REQUIRED TASK >>
Where does the string "nước" appear? Copy every line of the entries below that holds it.
----- RECORDS SHOWN -----
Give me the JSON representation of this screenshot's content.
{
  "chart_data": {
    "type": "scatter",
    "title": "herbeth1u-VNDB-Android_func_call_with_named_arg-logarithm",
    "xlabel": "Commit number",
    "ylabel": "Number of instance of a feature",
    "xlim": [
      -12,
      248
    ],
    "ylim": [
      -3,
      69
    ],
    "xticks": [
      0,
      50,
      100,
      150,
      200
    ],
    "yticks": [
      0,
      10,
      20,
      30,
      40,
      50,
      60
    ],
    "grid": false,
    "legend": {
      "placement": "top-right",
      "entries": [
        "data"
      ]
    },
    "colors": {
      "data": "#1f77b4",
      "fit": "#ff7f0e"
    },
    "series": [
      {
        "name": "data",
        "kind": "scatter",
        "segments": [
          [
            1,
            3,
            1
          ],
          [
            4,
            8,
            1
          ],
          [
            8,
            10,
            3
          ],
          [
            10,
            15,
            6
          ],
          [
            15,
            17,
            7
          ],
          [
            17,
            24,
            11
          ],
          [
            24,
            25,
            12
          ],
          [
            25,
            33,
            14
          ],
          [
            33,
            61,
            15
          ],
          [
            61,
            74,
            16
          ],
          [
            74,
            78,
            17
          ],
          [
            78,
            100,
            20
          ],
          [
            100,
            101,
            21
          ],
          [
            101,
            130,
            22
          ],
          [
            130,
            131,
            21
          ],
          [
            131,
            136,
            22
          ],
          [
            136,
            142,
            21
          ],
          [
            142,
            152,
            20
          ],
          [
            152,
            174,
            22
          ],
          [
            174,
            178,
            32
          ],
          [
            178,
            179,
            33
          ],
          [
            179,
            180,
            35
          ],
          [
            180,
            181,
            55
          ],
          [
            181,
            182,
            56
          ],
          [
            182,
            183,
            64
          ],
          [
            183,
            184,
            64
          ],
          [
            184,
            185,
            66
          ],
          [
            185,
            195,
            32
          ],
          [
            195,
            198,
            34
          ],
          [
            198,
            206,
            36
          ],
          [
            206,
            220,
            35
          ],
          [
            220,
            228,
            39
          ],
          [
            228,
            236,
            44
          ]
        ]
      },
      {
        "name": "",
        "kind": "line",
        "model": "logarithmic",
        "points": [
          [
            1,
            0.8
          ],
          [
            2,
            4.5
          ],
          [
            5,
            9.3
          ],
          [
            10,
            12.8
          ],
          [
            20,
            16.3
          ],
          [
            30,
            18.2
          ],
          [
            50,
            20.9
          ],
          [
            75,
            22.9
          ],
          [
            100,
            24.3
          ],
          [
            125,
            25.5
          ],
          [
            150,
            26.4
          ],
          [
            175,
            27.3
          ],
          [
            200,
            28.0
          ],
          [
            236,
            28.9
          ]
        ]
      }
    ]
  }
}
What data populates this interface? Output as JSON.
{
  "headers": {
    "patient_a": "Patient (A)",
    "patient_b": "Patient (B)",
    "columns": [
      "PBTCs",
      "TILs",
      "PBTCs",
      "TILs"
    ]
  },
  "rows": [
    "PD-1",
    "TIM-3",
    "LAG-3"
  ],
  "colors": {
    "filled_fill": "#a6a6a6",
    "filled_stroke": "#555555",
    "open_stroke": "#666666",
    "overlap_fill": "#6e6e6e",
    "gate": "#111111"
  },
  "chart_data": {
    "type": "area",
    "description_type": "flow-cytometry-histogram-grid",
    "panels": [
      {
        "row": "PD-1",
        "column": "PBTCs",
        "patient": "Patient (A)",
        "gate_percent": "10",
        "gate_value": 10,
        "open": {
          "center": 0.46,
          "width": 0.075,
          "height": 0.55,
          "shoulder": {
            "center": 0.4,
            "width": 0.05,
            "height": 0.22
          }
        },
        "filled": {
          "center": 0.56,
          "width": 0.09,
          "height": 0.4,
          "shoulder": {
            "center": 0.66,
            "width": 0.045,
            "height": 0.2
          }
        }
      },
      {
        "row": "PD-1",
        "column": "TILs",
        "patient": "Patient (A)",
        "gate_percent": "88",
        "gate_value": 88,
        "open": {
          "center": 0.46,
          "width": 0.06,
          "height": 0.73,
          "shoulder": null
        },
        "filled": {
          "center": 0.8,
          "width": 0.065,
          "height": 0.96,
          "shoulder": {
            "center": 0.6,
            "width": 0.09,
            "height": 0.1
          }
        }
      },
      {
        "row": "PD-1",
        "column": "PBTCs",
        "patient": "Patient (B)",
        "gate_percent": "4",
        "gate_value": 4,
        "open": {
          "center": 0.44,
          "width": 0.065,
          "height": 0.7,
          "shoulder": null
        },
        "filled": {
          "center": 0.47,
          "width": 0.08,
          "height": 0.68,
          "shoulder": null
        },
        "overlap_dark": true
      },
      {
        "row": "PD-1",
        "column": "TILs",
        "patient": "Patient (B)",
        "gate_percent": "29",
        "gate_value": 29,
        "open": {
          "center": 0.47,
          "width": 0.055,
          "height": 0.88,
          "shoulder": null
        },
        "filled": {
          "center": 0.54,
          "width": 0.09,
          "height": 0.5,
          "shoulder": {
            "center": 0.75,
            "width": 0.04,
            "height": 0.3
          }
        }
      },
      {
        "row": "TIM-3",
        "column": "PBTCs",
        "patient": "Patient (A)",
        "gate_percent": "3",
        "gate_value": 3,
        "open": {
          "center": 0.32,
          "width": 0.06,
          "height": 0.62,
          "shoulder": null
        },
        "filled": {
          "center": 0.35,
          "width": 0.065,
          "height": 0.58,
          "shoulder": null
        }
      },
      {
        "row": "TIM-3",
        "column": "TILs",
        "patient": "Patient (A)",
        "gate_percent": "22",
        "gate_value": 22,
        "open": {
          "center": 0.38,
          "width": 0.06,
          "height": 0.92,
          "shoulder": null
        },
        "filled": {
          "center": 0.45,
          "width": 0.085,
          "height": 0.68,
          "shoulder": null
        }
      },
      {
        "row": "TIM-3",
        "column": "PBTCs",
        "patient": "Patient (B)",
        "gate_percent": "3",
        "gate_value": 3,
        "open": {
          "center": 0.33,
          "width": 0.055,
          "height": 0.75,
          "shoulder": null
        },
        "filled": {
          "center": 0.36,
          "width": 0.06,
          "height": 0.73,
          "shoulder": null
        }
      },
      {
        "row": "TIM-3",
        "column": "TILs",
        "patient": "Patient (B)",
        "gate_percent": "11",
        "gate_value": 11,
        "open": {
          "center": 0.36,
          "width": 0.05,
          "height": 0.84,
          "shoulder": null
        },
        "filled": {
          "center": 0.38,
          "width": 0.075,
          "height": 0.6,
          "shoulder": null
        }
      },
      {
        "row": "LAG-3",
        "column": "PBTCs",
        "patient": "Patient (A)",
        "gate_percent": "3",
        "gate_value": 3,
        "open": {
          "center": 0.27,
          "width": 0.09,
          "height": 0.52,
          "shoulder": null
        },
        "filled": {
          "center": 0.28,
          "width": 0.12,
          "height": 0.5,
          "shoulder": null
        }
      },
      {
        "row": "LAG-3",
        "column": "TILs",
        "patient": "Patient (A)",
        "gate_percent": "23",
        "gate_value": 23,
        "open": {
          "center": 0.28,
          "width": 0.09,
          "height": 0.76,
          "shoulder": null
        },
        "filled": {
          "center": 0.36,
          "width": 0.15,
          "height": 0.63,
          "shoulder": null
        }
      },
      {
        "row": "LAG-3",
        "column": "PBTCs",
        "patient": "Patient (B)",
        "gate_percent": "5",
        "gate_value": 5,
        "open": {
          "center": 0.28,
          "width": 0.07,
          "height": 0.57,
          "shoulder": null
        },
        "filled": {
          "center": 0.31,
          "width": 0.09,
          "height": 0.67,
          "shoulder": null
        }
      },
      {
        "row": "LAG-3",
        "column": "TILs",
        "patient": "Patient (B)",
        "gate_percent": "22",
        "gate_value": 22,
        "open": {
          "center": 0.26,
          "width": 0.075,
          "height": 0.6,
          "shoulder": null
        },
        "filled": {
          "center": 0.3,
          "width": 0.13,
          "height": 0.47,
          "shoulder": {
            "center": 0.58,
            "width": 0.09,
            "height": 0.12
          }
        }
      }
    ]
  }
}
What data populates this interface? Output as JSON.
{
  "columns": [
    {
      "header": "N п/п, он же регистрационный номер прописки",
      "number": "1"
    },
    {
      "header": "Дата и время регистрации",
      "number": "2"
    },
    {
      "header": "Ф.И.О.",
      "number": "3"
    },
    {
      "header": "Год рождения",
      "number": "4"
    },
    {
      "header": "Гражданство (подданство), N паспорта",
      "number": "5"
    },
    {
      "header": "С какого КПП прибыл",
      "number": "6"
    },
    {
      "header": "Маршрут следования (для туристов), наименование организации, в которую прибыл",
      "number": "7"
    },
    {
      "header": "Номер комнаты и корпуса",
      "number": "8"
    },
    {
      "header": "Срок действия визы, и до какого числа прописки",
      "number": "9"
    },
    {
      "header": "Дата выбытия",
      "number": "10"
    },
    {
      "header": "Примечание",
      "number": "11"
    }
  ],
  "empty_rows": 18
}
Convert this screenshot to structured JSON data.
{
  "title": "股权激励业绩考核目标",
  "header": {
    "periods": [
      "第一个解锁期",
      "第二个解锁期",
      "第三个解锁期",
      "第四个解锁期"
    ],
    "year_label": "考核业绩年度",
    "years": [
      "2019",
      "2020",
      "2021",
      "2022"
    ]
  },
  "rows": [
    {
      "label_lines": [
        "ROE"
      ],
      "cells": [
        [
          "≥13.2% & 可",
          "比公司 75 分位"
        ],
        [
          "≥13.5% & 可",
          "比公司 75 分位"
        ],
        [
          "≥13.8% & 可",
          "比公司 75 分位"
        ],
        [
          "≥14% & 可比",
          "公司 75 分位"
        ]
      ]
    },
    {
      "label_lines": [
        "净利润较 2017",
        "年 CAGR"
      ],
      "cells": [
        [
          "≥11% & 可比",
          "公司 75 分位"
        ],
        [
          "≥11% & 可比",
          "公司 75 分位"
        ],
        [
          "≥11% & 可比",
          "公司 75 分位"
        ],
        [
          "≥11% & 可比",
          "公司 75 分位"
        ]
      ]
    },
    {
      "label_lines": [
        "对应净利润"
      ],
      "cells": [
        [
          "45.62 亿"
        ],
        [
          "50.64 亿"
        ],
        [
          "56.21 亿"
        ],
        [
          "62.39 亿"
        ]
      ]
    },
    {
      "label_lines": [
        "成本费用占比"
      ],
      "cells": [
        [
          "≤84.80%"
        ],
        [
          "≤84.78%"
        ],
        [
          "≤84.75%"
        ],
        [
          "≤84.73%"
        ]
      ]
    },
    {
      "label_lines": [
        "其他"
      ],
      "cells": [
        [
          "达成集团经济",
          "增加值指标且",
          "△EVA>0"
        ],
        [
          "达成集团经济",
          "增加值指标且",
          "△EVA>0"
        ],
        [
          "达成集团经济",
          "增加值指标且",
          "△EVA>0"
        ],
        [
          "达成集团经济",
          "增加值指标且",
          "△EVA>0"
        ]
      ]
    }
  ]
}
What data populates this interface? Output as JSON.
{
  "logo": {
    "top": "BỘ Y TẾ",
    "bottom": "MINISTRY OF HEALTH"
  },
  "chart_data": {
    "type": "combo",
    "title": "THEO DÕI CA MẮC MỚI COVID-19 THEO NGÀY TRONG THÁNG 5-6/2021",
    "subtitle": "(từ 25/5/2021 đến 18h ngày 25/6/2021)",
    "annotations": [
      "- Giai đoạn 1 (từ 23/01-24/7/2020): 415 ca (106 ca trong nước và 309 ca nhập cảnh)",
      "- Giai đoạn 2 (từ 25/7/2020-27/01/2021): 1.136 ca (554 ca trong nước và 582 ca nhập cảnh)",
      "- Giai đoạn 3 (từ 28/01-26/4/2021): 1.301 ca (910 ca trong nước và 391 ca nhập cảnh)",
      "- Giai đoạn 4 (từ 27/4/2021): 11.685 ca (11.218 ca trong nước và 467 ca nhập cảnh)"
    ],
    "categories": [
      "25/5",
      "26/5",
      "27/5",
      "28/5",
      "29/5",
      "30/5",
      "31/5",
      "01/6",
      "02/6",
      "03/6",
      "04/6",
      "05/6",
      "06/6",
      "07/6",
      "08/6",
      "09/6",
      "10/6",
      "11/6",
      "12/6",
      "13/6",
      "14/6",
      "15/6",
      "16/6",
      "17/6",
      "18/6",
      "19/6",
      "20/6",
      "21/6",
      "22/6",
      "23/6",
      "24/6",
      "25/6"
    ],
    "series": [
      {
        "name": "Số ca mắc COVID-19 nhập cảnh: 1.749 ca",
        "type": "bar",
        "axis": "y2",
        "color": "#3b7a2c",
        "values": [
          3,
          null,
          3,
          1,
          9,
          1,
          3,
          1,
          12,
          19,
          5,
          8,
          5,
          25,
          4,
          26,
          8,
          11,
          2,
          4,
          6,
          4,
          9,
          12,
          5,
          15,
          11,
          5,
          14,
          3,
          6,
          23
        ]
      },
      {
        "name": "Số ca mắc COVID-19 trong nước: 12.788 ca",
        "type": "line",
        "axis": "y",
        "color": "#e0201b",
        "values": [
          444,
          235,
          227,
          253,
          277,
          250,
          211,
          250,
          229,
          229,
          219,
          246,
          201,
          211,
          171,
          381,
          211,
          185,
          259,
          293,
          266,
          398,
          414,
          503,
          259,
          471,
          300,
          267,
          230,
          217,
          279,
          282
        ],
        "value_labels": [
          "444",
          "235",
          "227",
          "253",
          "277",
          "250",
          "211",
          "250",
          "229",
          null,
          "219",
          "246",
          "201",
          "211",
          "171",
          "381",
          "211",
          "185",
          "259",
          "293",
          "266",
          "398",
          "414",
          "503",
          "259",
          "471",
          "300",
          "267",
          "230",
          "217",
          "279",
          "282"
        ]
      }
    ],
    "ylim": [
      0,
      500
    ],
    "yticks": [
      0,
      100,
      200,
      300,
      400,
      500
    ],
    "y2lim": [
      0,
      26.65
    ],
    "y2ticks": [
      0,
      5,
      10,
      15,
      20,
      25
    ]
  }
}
-----
CORRECT ANSWER >>
      "- Giai đoạn 1 (từ 23/01-24/7/2020): 415 ca (106 ca trong nước và 309 ca nhập cảnh)",
      "- Giai đoạn 2 (từ 25/7/2020-27/01/2021): 1.136 ca (554 ca trong nước và 582 ca nhập cảnh)",
      "- Giai đoạn 3 (từ 28/01-26/4/2021): 1.301 ca (910 ca trong nước và 391 ca nhập cảnh)",
      "- Giai đoạn 4 (từ 27/4/2021): 11.685 ca (11.218 ca trong nước và 467 ca nhập cảnh)"
        "name": "Số ca mắc COVID-19 trong nước: 12.788 ca",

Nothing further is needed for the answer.